* START DATA FOR THIS EXERCISE *
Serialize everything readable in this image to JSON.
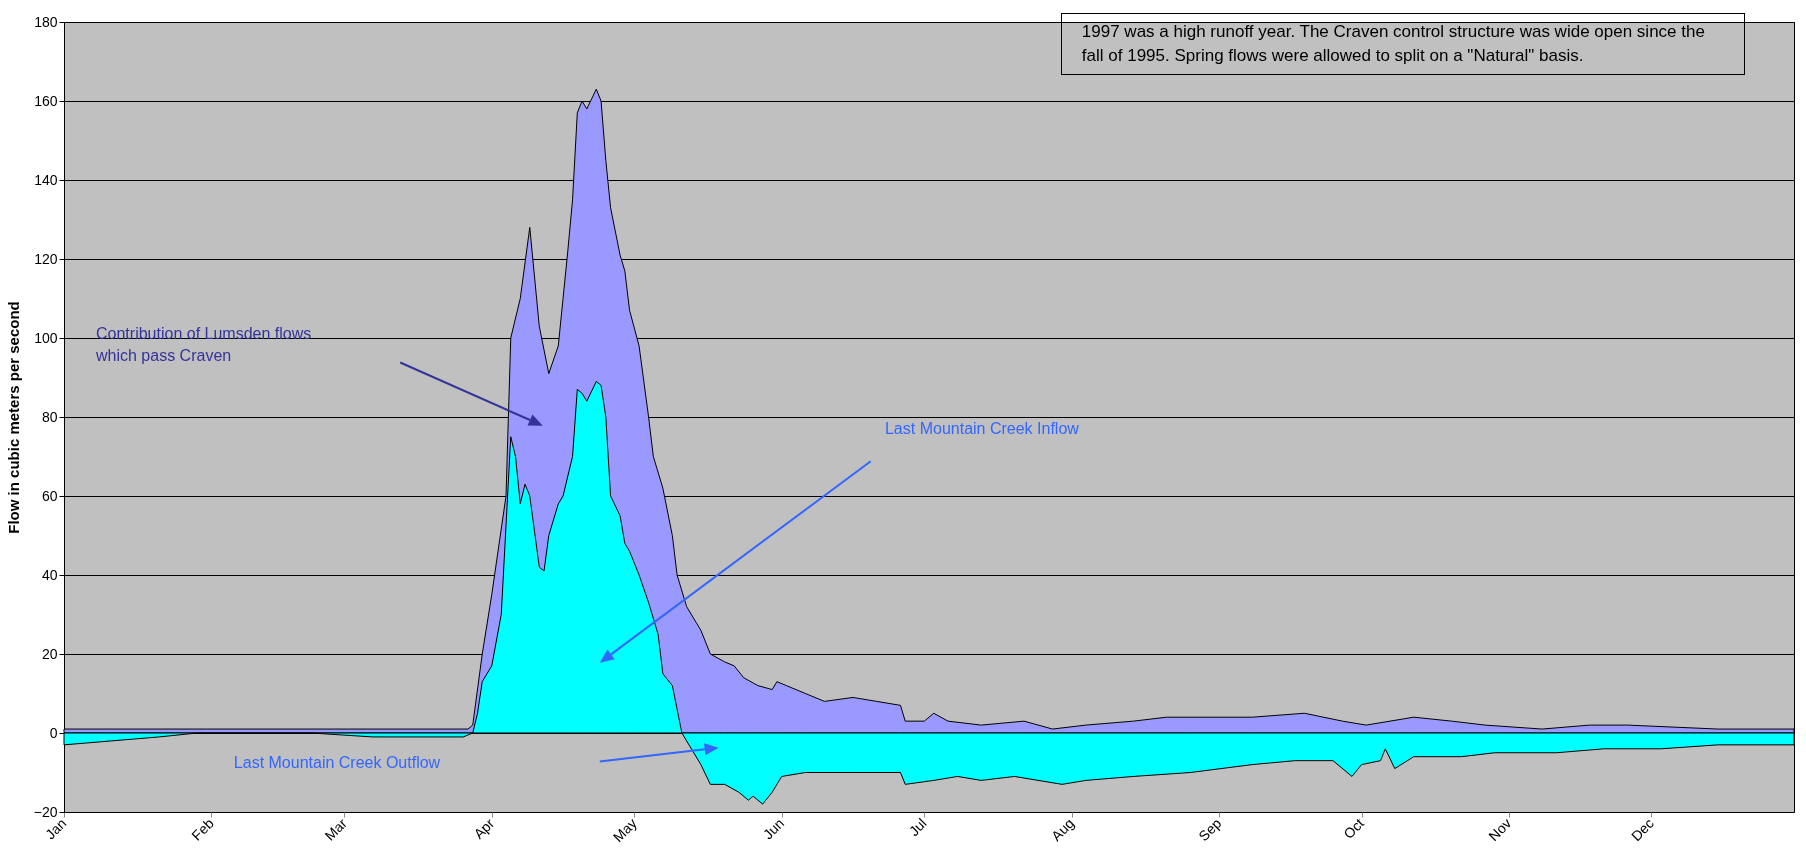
{
  "chart_data": {
    "type": "area",
    "ylabel": "Flow in cubic meters per second",
    "xlim": [
      "1997-01-01",
      "1997-12-31"
    ],
    "ylim": [
      -20,
      180
    ],
    "yticks": [
      -20,
      0,
      20,
      40,
      60,
      80,
      100,
      120,
      140,
      160,
      180
    ],
    "xticks": [
      {
        "value": "1997-01-01",
        "label": "Jan"
      },
      {
        "value": "1997-02-01",
        "label": "Feb"
      },
      {
        "value": "1997-03-01",
        "label": "Mar"
      },
      {
        "value": "1997-04-01",
        "label": "Apr"
      },
      {
        "value": "1997-05-01",
        "label": "May"
      },
      {
        "value": "1997-06-01",
        "label": "Jun"
      },
      {
        "value": "1997-07-01",
        "label": "Jul"
      },
      {
        "value": "1997-08-01",
        "label": "Aug"
      },
      {
        "value": "1997-09-01",
        "label": "Sep"
      },
      {
        "value": "1997-10-01",
        "label": "Oct"
      },
      {
        "value": "1997-11-01",
        "label": "Nov"
      },
      {
        "value": "1997-12-01",
        "label": "Dec"
      }
    ],
    "grid": "y",
    "annotations": [
      "1997 was a high runoff year.  The Craven control structure was wide open since the fall of 1995.  Spring flows were allowed to split on a \"Natural\" basis.",
      "Contribution of Lumsden flows which pass Craven",
      "Last Mountain Creek Inflow",
      "Last Mountain Creek Outflow"
    ],
    "series": [
      {
        "color": "#9999ff",
        "x": [
          "1997-01-01",
          "1997-01-31",
          "1997-03-02",
          "1997-03-27",
          "1997-03-28",
          "1997-03-30",
          "1997-04-01",
          "1997-04-04",
          "1997-04-05",
          "1997-04-07",
          "1997-04-09",
          "1997-04-11",
          "1997-04-13",
          "1997-04-15",
          "1997-04-16",
          "1997-04-17",
          "1997-04-18",
          "1997-04-19",
          "1997-04-20",
          "1997-04-21",
          "1997-04-23",
          "1997-04-24",
          "1997-04-25",
          "1997-04-26",
          "1997-04-28",
          "1997-04-29",
          "1997-04-30",
          "1997-05-02",
          "1997-05-04",
          "1997-05-05",
          "1997-05-07",
          "1997-05-09",
          "1997-05-10",
          "1997-05-12",
          "1997-05-14",
          "1997-05-15",
          "1997-05-17",
          "1997-05-20",
          "1997-05-22",
          "1997-05-24",
          "1997-05-27",
          "1997-05-30",
          "1997-05-31",
          "1997-06-02",
          "1997-06-06",
          "1997-06-10",
          "1997-06-16",
          "1997-06-21",
          "1997-06-26",
          "1997-06-27",
          "1997-07-01",
          "1997-07-03",
          "1997-07-06",
          "1997-07-13",
          "1997-07-22",
          "1997-07-28",
          "1997-08-04",
          "1997-08-14",
          "1997-08-21",
          "1997-09-08",
          "1997-09-19",
          "1997-09-27",
          "1997-10-02",
          "1997-10-12",
          "1997-10-20",
          "1997-10-27",
          "1997-11-08",
          "1997-11-18",
          "1997-11-26",
          "1997-12-15",
          "1997-12-31"
        ],
        "values": [
          1,
          1,
          1,
          1,
          2,
          20,
          35,
          60,
          100,
          110,
          128,
          103,
          91,
          98,
          110,
          122,
          135,
          157,
          160,
          158,
          163,
          160,
          145,
          133,
          121,
          117,
          107,
          98,
          80,
          70,
          62,
          50,
          40,
          32,
          28,
          26,
          20,
          18,
          17,
          14,
          12,
          11,
          13,
          12,
          10,
          8,
          9,
          8,
          7,
          3,
          3,
          5,
          3,
          2,
          3,
          1,
          2,
          3,
          4,
          4,
          5,
          3,
          2,
          4,
          3,
          2,
          1,
          2,
          2,
          1,
          1
        ]
      },
      {
        "color": "#00ffff",
        "x": [
          "1997-01-01",
          "1997-01-11",
          "1997-01-21",
          "1997-01-29",
          "1997-02-22",
          "1997-03-07",
          "1997-03-26",
          "1997-03-28",
          "1997-03-29",
          "1997-03-30",
          "1997-04-01",
          "1997-04-03",
          "1997-04-05",
          "1997-04-06",
          "1997-04-07",
          "1997-04-08",
          "1997-04-09",
          "1997-04-11",
          "1997-04-12",
          "1997-04-13",
          "1997-04-15",
          "1997-04-16",
          "1997-04-18",
          "1997-04-19",
          "1997-04-20",
          "1997-04-21",
          "1997-04-23",
          "1997-04-24",
          "1997-04-25",
          "1997-04-26",
          "1997-04-28",
          "1997-04-29",
          "1997-04-30",
          "1997-05-02",
          "1997-05-04",
          "1997-05-06",
          "1997-05-07",
          "1997-05-09",
          "1997-05-11",
          "1997-05-12",
          "1997-05-15",
          "1997-05-17",
          "1997-05-20",
          "1997-05-23",
          "1997-05-25",
          "1997-05-26",
          "1997-05-28",
          "1997-05-30",
          "1997-06-01",
          "1997-06-06",
          "1997-06-16",
          "1997-06-26",
          "1997-06-27",
          "1997-07-03",
          "1997-07-08",
          "1997-07-13",
          "1997-07-20",
          "1997-07-30",
          "1997-08-04",
          "1997-08-14",
          "1997-08-26",
          "1997-09-08",
          "1997-09-17",
          "1997-09-25",
          "1997-09-29",
          "1997-10-01",
          "1997-10-05",
          "1997-10-06",
          "1997-10-08",
          "1997-10-12",
          "1997-10-22",
          "1997-10-29",
          "1997-11-11",
          "1997-11-21",
          "1997-12-03",
          "1997-12-15",
          "1997-12-31"
        ],
        "values": [
          -3,
          -2,
          -1,
          0,
          0,
          -1,
          -1,
          0,
          5,
          13,
          17,
          30,
          75,
          70,
          58,
          63,
          60,
          42,
          41,
          50,
          58,
          60,
          70,
          87,
          86,
          84,
          89,
          88,
          80,
          60,
          55,
          48,
          46,
          40,
          33,
          25,
          15,
          12,
          0,
          -2,
          -8,
          -13,
          -13,
          -15,
          -17,
          -16,
          -18,
          -15,
          -11,
          -10,
          -10,
          -10,
          -13,
          -12,
          -11,
          -12,
          -11,
          -13,
          -12,
          -11,
          -10,
          -8,
          -7,
          -7,
          -11,
          -8,
          -7,
          -4,
          -9,
          -6,
          -6,
          -5,
          -5,
          -4,
          -4,
          -3,
          -3
        ]
      }
    ]
  }
}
* END DATA FOR THIS EXERCISE *
▶ REQUIREMENTS:
Leaving the pictures aside, transcribe the entire listing exactly.

▶ RESPONSE:
Serialize everything readable in this image to JSON.
{
  "chart_data": {
    "type": "area",
    "ylabel": "Flow in cubic meters per second",
    "xlim": [
      "1997-01-01",
      "1997-12-31"
    ],
    "ylim": [
      -20,
      180
    ],
    "yticks": [
      -20,
      0,
      20,
      40,
      60,
      80,
      100,
      120,
      140,
      160,
      180
    ],
    "xticks": [
      {
        "value": "1997-01-01",
        "label": "Jan"
      },
      {
        "value": "1997-02-01",
        "label": "Feb"
      },
      {
        "value": "1997-03-01",
        "label": "Mar"
      },
      {
        "value": "1997-04-01",
        "label": "Apr"
      },
      {
        "value": "1997-05-01",
        "label": "May"
      },
      {
        "value": "1997-06-01",
        "label": "Jun"
      },
      {
        "value": "1997-07-01",
        "label": "Jul"
      },
      {
        "value": "1997-08-01",
        "label": "Aug"
      },
      {
        "value": "1997-09-01",
        "label": "Sep"
      },
      {
        "value": "1997-10-01",
        "label": "Oct"
      },
      {
        "value": "1997-11-01",
        "label": "Nov"
      },
      {
        "value": "1997-12-01",
        "label": "Dec"
      }
    ],
    "grid": "y",
    "annotations": [
      "1997 was a high runoff year.  The Craven control structure was wide open since the fall of 1995.  Spring flows were allowed to split on a \"Natural\" basis.",
      "Contribution of Lumsden flows which pass Craven",
      "Last Mountain Creek Inflow",
      "Last Mountain Creek Outflow"
    ],
    "series": [
      {
        "color": "#9999ff",
        "x": [
          "1997-01-01",
          "1997-01-31",
          "1997-03-02",
          "1997-03-27",
          "1997-03-28",
          "1997-03-30",
          "1997-04-01",
          "1997-04-04",
          "1997-04-05",
          "1997-04-07",
          "1997-04-09",
          "1997-04-11",
          "1997-04-13",
          "1997-04-15",
          "1997-04-16",
          "1997-04-17",
          "1997-04-18",
          "1997-04-19",
          "1997-04-20",
          "1997-04-21",
          "1997-04-23",
          "1997-04-24",
          "1997-04-25",
          "1997-04-26",
          "1997-04-28",
          "1997-04-29",
          "1997-04-30",
          "1997-05-02",
          "1997-05-04",
          "1997-05-05",
          "1997-05-07",
          "1997-05-09",
          "1997-05-10",
          "1997-05-12",
          "1997-05-14",
          "1997-05-15",
          "1997-05-17",
          "1997-05-20",
          "1997-05-22",
          "1997-05-24",
          "1997-05-27",
          "1997-05-30",
          "1997-05-31",
          "1997-06-02",
          "1997-06-06",
          "1997-06-10",
          "1997-06-16",
          "1997-06-21",
          "1997-06-26",
          "1997-06-27",
          "1997-07-01",
          "1997-07-03",
          "1997-07-06",
          "1997-07-13",
          "1997-07-22",
          "1997-07-28",
          "1997-08-04",
          "1997-08-14",
          "1997-08-21",
          "1997-09-08",
          "1997-09-19",
          "1997-09-27",
          "1997-10-02",
          "1997-10-12",
          "1997-10-20",
          "1997-10-27",
          "1997-11-08",
          "1997-11-18",
          "1997-11-26",
          "1997-12-15",
          "1997-12-31"
        ],
        "values": [
          1,
          1,
          1,
          1,
          2,
          20,
          35,
          60,
          100,
          110,
          128,
          103,
          91,
          98,
          110,
          122,
          135,
          157,
          160,
          158,
          163,
          160,
          145,
          133,
          121,
          117,
          107,
          98,
          80,
          70,
          62,
          50,
          40,
          32,
          28,
          26,
          20,
          18,
          17,
          14,
          12,
          11,
          13,
          12,
          10,
          8,
          9,
          8,
          7,
          3,
          3,
          5,
          3,
          2,
          3,
          1,
          2,
          3,
          4,
          4,
          5,
          3,
          2,
          4,
          3,
          2,
          1,
          2,
          2,
          1,
          1
        ]
      },
      {
        "color": "#00ffff",
        "x": [
          "1997-01-01",
          "1997-01-11",
          "1997-01-21",
          "1997-01-29",
          "1997-02-22",
          "1997-03-07",
          "1997-03-26",
          "1997-03-28",
          "1997-03-29",
          "1997-03-30",
          "1997-04-01",
          "1997-04-03",
          "1997-04-05",
          "1997-04-06",
          "1997-04-07",
          "1997-04-08",
          "1997-04-09",
          "1997-04-11",
          "1997-04-12",
          "1997-04-13",
          "1997-04-15",
          "1997-04-16",
          "1997-04-18",
          "1997-04-19",
          "1997-04-20",
          "1997-04-21",
          "1997-04-23",
          "1997-04-24",
          "1997-04-25",
          "1997-04-26",
          "1997-04-28",
          "1997-04-29",
          "1997-04-30",
          "1997-05-02",
          "1997-05-04",
          "1997-05-06",
          "1997-05-07",
          "1997-05-09",
          "1997-05-11",
          "1997-05-12",
          "1997-05-15",
          "1997-05-17",
          "1997-05-20",
          "1997-05-23",
          "1997-05-25",
          "1997-05-26",
          "1997-05-28",
          "1997-05-30",
          "1997-06-01",
          "1997-06-06",
          "1997-06-16",
          "1997-06-26",
          "1997-06-27",
          "1997-07-03",
          "1997-07-08",
          "1997-07-13",
          "1997-07-20",
          "1997-07-30",
          "1997-08-04",
          "1997-08-14",
          "1997-08-26",
          "1997-09-08",
          "1997-09-17",
          "1997-09-25",
          "1997-09-29",
          "1997-10-01",
          "1997-10-05",
          "1997-10-06",
          "1997-10-08",
          "1997-10-12",
          "1997-10-22",
          "1997-10-29",
          "1997-11-11",
          "1997-11-21",
          "1997-12-03",
          "1997-12-15",
          "1997-12-31"
        ],
        "values": [
          -3,
          -2,
          -1,
          0,
          0,
          -1,
          -1,
          0,
          5,
          13,
          17,
          30,
          75,
          70,
          58,
          63,
          60,
          42,
          41,
          50,
          58,
          60,
          70,
          87,
          86,
          84,
          89,
          88,
          80,
          60,
          55,
          48,
          46,
          40,
          33,
          25,
          15,
          12,
          0,
          -2,
          -8,
          -13,
          -13,
          -15,
          -17,
          -16,
          -18,
          -15,
          -11,
          -10,
          -10,
          -10,
          -13,
          -12,
          -11,
          -12,
          -11,
          -13,
          -12,
          -11,
          -10,
          -8,
          -7,
          -7,
          -11,
          -8,
          -7,
          -4,
          -9,
          -6,
          -6,
          -5,
          -5,
          -4,
          -4,
          -3,
          -3
        ]
      }
    ]
  }
}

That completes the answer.